## [Objective]
Within the records below, find each line that holds the string "this", then copy it.

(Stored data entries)
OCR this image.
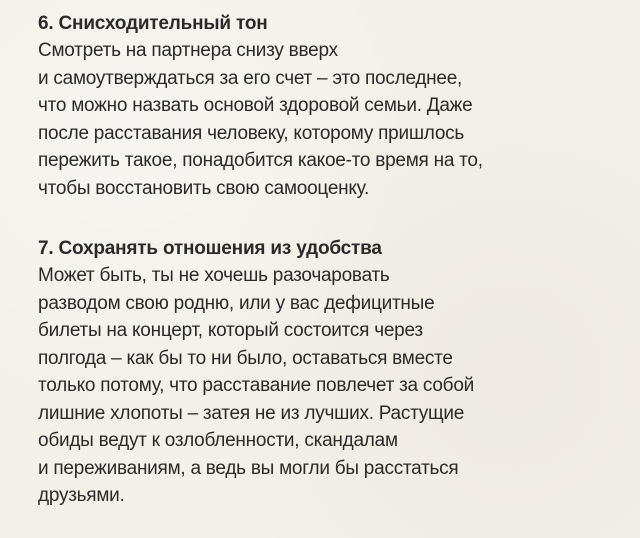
6. Снисходительный тон

Смотреть на партнера снизу вверх

и самоутверждаться за его счет – это последнее,

что можно назвать основой здоровой семьи. Даже

после расставания человеку, которому пришлось

пережить такое, понадобится какое-то время на то,

чтобы восстановить свою самооценку.

7. Сохранять отношения из удобства

Может быть, ты не хочешь разочаровать

разводом свою родню, или у вас дефицитные

билеты на концерт, который состоится через

полгода – как бы то ни было, оставаться вместе

только потому, что расставание повлечет за собой

лишние хлопоты – затея не из лучших. Растущие

обиды ведут к озлобленности, скандалам

и переживаниям, а ведь вы могли бы расстаться

друзьями.
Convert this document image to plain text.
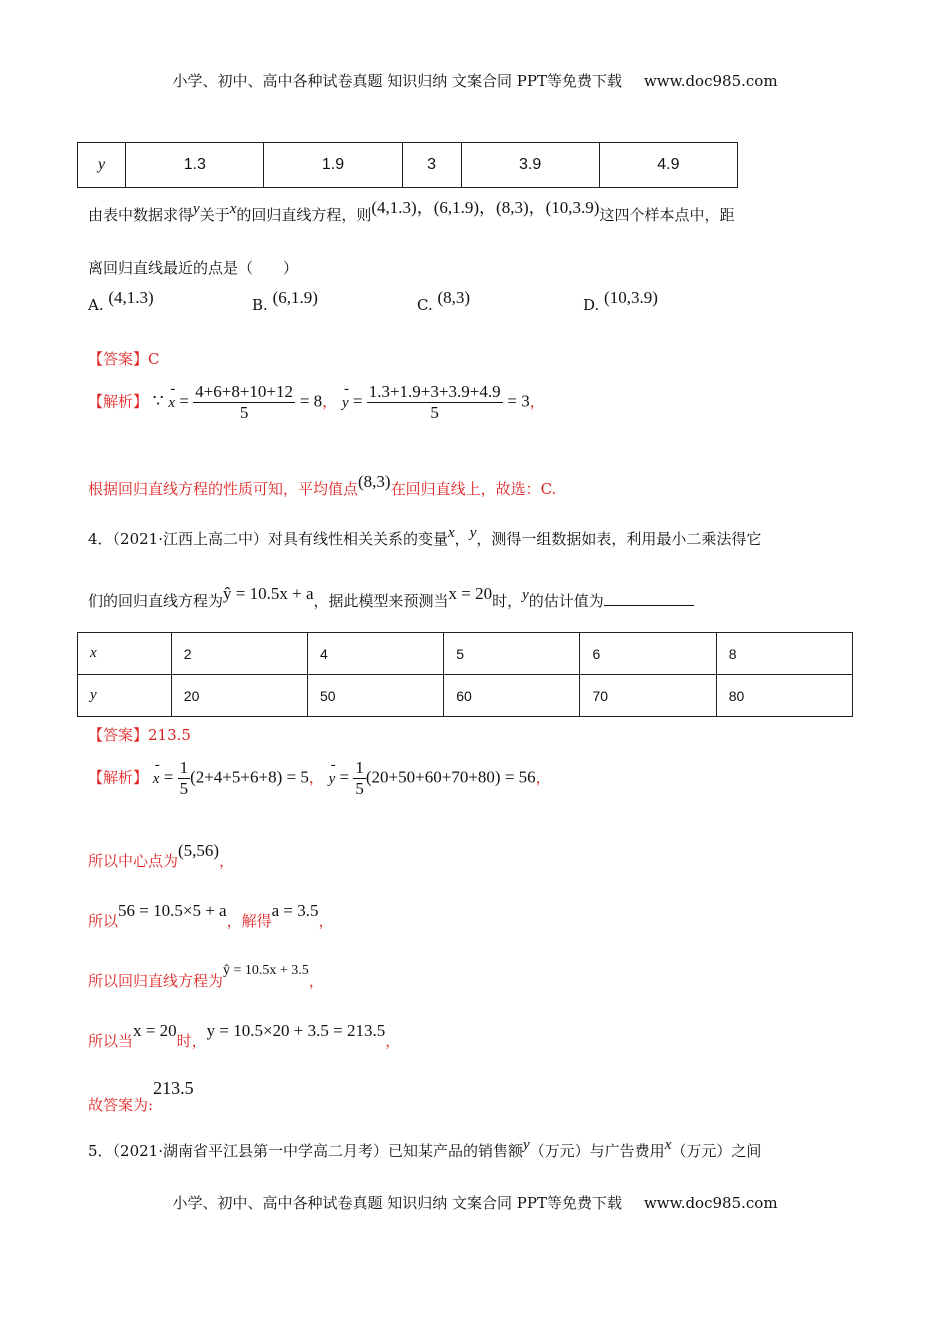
小学、初中、高中各种试卷真题 知识归纳 文案合同 PPT等免费下载 www.doc985.com
y	1.3	1.9	3	3.9	4.9
由表中数据求得y关于x的回归直线方程，则(4,1.3)，(6,1.9)，(8,3)，(10,3.9)这四个样本点中，距
离回归直线最近的点是（　　）
A. (4,1.3)	B. (6,1.9)	C. (8,3)	D. (10,3.9)
【答案】C
【解析】 ∵ - $x = \frac{4+6+8+10+12}{5} = 8$， - $y = \frac{1.3+1.9+3+3.9+4.9}{5} = 3$，
根据回归直线方程的性质可知，平均值点(8,3)在回归直线上，故选：C.
4．（2021·江西上高二中）对具有线性相关关系的变量x，y，测得一组数据如表，利用最小二乘法得它
们的回归直线方程为ŷ = 10.5x + a，据此模型来预测当x = 20时，y的估计值为
x	2	4	5	6	8
y	20	50	60	70	80
【答案】213.5
【解析】 - $x = \frac{1}{5} (2+4+5+6+8) = 5$， - $y = \frac{1}{5} (20+50+60+70+80) = 56$，
所以中心点为(5,56)，
所以56 = 10.5×5 + a，解得a = 3.5，
所以回归直线方程为ŷ = 10.5x + 3.5，
所以当x = 20时，y = 10.5×20 + 3.5 = 213.5，
故答案为:213.5
5．（2021·湖南省平江县第一中学高二月考）已知某产品的销售额y（万元）与广告费用x（万元）之间
小学、初中、高中各种试卷真题 知识归纳 文案合同 PPT等免费下载 www.doc985.com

## [The output]
OCR this image.
Convert this document image to plain text.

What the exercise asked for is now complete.